Inspired by the Book review Ulysses by Numbers by Eric Bulson, I have created a visualization of a sentiment analysis of the novel Ulysses. The visualization can be found here. The code for the analysis and the viz plotting is here.

This visualization plots the words based on the frequency (X axis), and shows the top positive and negative words in a sidebar table with related characteristics (adjectives). The Y axis displays a score computed based on the sentiment categories (‘Positive’ and ‘Negative’).

The visualization is interactive, allowing us to search specific words, and retrieve the part of the text where the word occurs.

 
 

This HDTMT is intended to show how to run this analysis, and it’s divided into 5 sections, as follows:

  • Downloading and importing Ulysses data
  • Tokenizing data into sentences
  • Perform sentiment analysis
  • Plotting the visualization with scattertext
  • Deploying the html into github pages
  • Next steps and improvements

 

Downloading and importing Ulysses data

We start by importing “Requests”, the Python library that makes HTTP requests and will connect us to the Github repo where the Ulysses data is stored – here. The data comes from the Gutenberg EBook from August 1, 2008 [EBook #4300], updated on October 30, 2018.

» DATASET EXTRACT
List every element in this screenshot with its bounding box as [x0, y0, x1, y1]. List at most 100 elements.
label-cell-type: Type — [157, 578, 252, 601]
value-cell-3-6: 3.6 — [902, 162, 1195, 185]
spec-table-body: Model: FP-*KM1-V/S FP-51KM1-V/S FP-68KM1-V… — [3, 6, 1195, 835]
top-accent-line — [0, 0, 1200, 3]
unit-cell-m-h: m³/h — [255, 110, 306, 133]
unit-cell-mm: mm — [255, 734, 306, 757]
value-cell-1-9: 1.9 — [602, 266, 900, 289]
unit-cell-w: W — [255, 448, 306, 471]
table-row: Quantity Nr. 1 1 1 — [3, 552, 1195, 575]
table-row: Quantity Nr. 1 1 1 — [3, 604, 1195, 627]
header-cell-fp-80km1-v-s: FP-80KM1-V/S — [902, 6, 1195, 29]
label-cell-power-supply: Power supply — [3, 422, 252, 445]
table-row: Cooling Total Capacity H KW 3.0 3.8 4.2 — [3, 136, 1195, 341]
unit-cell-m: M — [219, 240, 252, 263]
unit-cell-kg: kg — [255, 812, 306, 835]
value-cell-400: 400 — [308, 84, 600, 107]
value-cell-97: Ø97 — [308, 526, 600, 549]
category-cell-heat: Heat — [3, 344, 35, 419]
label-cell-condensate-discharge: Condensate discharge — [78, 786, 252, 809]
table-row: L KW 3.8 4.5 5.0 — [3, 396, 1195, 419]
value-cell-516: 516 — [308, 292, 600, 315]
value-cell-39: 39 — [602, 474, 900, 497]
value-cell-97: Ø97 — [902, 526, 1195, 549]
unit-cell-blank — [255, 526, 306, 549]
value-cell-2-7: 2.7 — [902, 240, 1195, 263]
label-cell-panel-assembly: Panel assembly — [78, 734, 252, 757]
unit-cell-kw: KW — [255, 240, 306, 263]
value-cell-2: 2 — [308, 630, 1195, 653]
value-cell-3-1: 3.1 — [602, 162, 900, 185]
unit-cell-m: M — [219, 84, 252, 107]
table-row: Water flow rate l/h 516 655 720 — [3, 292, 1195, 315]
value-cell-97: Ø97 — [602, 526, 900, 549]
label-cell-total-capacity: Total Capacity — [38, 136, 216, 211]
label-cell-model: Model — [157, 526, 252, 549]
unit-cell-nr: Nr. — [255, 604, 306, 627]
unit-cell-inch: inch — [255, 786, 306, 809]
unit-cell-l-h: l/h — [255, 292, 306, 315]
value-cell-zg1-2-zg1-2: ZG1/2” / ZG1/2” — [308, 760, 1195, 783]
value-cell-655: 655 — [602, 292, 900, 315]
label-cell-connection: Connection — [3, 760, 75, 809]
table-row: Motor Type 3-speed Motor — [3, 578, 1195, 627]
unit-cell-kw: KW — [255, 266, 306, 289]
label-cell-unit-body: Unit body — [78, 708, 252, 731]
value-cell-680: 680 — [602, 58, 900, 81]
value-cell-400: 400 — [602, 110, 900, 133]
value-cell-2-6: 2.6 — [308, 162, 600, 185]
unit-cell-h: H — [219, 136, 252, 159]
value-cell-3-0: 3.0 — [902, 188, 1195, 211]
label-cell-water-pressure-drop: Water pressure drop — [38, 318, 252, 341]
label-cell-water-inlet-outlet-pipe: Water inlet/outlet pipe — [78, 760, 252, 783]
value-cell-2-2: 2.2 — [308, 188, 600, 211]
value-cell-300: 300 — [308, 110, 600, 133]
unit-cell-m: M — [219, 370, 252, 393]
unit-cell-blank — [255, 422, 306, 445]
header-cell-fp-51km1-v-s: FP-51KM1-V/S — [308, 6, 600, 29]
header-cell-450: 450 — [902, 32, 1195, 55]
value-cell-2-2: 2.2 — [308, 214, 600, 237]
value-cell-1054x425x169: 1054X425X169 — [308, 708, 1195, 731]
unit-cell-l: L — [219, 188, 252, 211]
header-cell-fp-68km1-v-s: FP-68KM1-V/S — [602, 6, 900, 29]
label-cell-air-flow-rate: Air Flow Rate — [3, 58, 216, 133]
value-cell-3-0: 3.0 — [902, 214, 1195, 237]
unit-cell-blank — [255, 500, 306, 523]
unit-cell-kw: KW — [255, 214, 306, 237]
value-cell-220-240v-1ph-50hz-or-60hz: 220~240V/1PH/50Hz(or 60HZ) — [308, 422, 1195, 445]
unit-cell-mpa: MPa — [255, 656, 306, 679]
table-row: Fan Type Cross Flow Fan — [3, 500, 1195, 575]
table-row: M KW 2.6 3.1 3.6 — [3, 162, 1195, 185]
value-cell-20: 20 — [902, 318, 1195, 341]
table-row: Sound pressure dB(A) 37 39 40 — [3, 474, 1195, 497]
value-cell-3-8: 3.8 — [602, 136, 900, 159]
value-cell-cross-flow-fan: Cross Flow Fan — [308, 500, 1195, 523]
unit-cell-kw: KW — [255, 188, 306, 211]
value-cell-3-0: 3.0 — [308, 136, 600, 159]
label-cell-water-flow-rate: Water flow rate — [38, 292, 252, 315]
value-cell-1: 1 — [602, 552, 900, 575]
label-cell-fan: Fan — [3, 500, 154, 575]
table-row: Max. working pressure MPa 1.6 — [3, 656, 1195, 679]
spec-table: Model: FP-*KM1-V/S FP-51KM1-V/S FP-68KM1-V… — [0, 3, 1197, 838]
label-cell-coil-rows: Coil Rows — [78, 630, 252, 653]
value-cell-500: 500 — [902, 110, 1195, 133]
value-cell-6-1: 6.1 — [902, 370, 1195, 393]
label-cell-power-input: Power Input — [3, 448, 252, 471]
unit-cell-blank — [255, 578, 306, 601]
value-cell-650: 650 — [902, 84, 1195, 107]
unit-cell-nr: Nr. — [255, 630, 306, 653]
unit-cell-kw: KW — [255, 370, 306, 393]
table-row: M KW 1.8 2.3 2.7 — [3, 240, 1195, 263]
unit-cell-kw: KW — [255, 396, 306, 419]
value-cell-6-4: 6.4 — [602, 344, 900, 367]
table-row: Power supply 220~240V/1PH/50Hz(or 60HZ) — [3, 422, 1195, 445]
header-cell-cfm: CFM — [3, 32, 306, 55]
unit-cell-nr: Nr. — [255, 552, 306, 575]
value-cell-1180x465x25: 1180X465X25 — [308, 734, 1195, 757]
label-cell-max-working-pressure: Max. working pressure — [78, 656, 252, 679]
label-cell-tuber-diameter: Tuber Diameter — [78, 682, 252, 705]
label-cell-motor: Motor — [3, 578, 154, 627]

» EXERCISE SET
1 > In the passage on sentiment analysis of Ulysses, why does the first section start by importing “Requests”? Explain in one to three sentences.
2 > Pick up the passage on sentiment analysis of Ulysses after its final sentence and keep writing.

» ANSWERS FOR THE EXERCISE
1 > The analysis imports “Requests” because it is the Python library that makes HTTP requests. It will connect the analysis to the GitHub repo where the Ulysses data is stored.

2 >
Tokenizing data into sentences

After importing the data, the next step involves cleaning and tokenizing the text into sentences. The data might contain noise such as line breaks (‘\n’) and misplaced line breaks (‘\r’). The function first joins the sentences with misplaced line breaks (‘\r’) to ensure they are connected properly. Then, it tokenizes the text into sentences by splitting the string using ‘\n’, line breaks, and punctuation marks as delimiters. This process ensures that the text is properly segmented into individual sentences for further analysis.

 

Perform sentiment analysis

The next step is performing a sentiment analysis that classifies the text into positive, negative, and neutral tone. This task is performed using the class SentimentIntensityAnalyzer from the nltk.sentiment module in NLTK (Natural Language Toolkit). 

The SentimentIntensityAnalyzer uses a lexicon-based approach to analyze the sentiment of text by calculating a compound score. The compound score is an aggregated sentiment score that combines the positive, negative, and neutral scores. The compound score ranges from -1 (extremely negative) to 1 (extremely positive). If the polarity is greater than 0.05 it can be considered positive; lower than 0.05 is negative, and the values in between are neutral.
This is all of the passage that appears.